SHORT PROBLEM
Skip all pictures, then print the remaining material exactly.

(Stored data entries)
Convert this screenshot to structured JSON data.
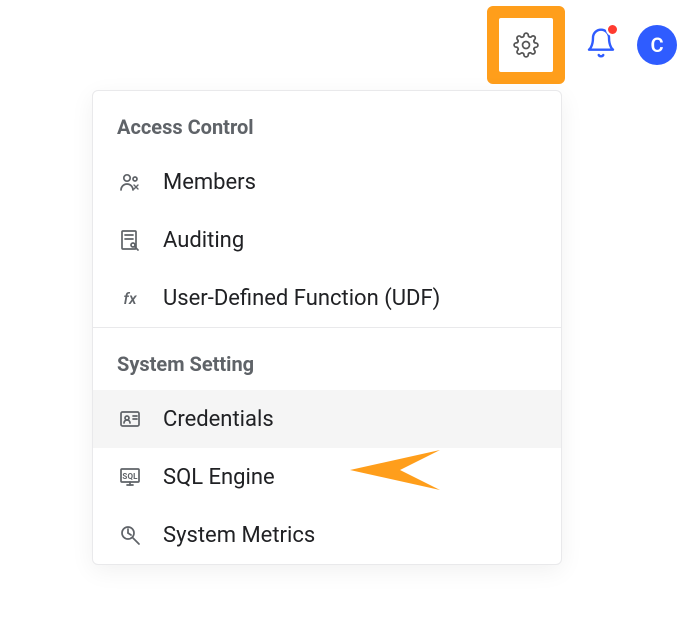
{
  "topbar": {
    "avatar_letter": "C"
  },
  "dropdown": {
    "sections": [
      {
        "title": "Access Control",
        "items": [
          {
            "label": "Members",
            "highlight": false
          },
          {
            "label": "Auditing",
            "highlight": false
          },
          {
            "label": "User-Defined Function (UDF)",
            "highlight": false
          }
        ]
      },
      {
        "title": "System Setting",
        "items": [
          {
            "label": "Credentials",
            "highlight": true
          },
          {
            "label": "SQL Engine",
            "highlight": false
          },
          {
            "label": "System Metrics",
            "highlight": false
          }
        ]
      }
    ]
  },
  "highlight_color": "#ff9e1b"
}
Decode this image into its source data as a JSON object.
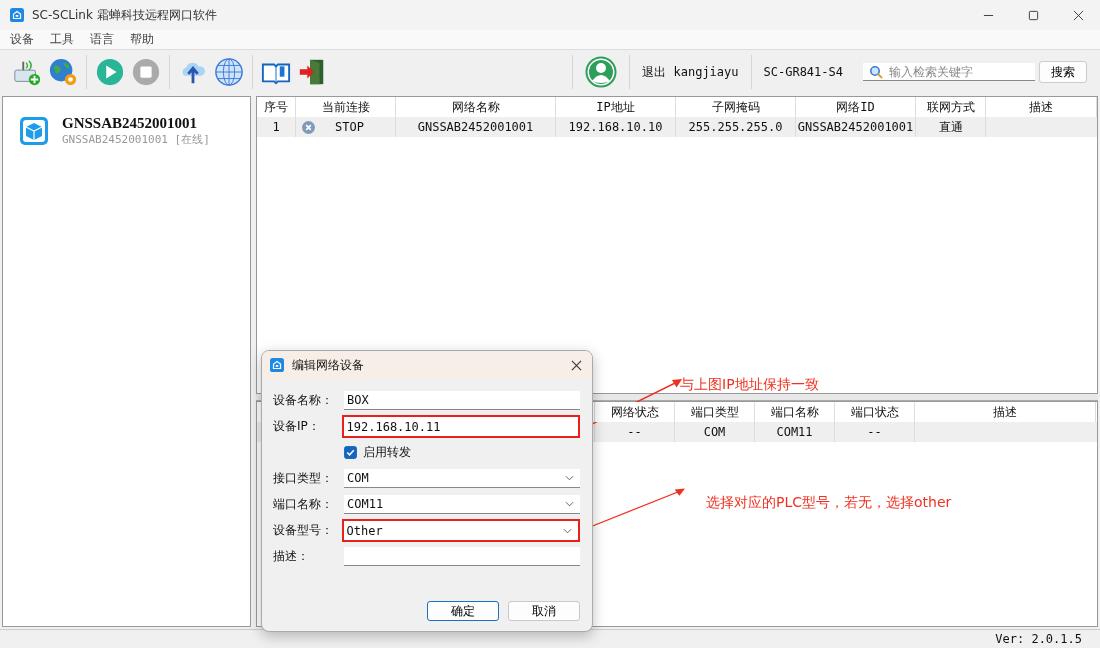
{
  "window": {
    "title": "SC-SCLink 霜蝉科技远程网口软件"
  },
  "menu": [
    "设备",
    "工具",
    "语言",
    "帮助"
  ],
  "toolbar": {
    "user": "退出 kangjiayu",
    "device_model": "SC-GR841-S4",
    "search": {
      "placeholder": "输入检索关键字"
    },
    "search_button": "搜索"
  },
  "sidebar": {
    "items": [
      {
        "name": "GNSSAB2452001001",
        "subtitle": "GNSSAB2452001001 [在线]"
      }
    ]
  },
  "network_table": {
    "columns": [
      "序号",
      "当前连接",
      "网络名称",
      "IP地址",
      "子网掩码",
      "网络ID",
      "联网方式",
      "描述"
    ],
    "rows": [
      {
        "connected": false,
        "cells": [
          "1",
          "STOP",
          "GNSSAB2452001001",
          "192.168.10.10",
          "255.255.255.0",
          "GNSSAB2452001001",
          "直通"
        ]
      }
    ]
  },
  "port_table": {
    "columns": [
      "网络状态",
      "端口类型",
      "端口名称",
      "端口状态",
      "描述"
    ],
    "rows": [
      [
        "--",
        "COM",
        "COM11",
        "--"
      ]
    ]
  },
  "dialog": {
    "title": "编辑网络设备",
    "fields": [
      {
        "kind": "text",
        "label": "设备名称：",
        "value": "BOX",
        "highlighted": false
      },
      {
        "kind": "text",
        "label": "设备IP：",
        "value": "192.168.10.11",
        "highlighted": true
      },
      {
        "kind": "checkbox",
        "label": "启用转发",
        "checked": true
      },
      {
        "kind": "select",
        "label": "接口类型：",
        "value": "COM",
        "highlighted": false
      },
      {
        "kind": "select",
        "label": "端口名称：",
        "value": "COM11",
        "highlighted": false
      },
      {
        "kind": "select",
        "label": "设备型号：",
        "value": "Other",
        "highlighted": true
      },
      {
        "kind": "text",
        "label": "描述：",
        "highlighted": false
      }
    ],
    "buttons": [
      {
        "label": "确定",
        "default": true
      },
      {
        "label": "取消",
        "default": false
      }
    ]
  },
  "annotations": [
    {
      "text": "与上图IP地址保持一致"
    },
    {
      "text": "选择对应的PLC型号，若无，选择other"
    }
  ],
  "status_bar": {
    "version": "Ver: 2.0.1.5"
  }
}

SOLUTION TO THE PROBLEM
Convert this screenshot to structured JSON data.
{
  "topbar": {
    "avatar_letter": "C"
  },
  "dropdown": {
    "sections": [
      {
        "title": "Access Control",
        "items": [
          {
            "label": "Members",
            "highlight": false
          },
          {
            "label": "Auditing",
            "highlight": false
          },
          {
            "label": "User-Defined Function (UDF)",
            "highlight": false
          }
        ]
      },
      {
        "title": "System Setting",
        "items": [
          {
            "label": "Credentials",
            "highlight": true
          },
          {
            "label": "SQL Engine",
            "highlight": false
          },
          {
            "label": "System Metrics",
            "highlight": false
          }
        ]
      }
    ]
  },
  "highlight_color": "#ff9e1b"
}
Decode this image into its source data as a JSON object.
{
  "window": {
    "title": "SC-SCLink 霜蝉科技远程网口软件"
  },
  "menu": [
    "设备",
    "工具",
    "语言",
    "帮助"
  ],
  "toolbar": {
    "user": "退出 kangjiayu",
    "device_model": "SC-GR841-S4",
    "search": {
      "placeholder": "输入检索关键字"
    },
    "search_button": "搜索"
  },
  "sidebar": {
    "items": [
      {
        "name": "GNSSAB2452001001",
        "subtitle": "GNSSAB2452001001 [在线]"
      }
    ]
  },
  "network_table": {
    "columns": [
      "序号",
      "当前连接",
      "网络名称",
      "IP地址",
      "子网掩码",
      "网络ID",
      "联网方式",
      "描述"
    ],
    "rows": [
      {
        "connected": false,
        "cells": [
          "1",
          "STOP",
          "GNSSAB2452001001",
          "192.168.10.10",
          "255.255.255.0",
          "GNSSAB2452001001",
          "直通"
        ]
      }
    ]
  },
  "port_table": {
    "columns": [
      "网络状态",
      "端口类型",
      "端口名称",
      "端口状态",
      "描述"
    ],
    "rows": [
      [
        "--",
        "COM",
        "COM11",
        "--"
      ]
    ]
  },
  "dialog": {
    "title": "编辑网络设备",
    "fields": [
      {
        "kind": "text",
        "label": "设备名称：",
        "value": "BOX",
        "highlighted": false
      },
      {
        "kind": "text",
        "label": "设备IP：",
        "value": "192.168.10.11",
        "highlighted": true
      },
      {
        "kind": "checkbox",
        "label": "启用转发",
        "checked": true
      },
      {
        "kind": "select",
        "label": "接口类型：",
        "value": "COM",
        "highlighted": false
      },
      {
        "kind": "select",
        "label": "端口名称：",
        "value": "COM11",
        "highlighted": false
      },
      {
        "kind": "select",
        "label": "设备型号：",
        "value": "Other",
        "highlighted": true
      },
      {
        "kind": "text",
        "label": "描述：",
        "highlighted": false
      }
    ],
    "buttons": [
      {
        "label": "确定",
        "default": true
      },
      {
        "label": "取消",
        "default": false
      }
    ]
  },
  "annotations": [
    {
      "text": "与上图IP地址保持一致"
    },
    {
      "text": "选择对应的PLC型号，若无，选择other"
    }
  ],
  "status_bar": {
    "version": "Ver: 2.0.1.5"
  }
}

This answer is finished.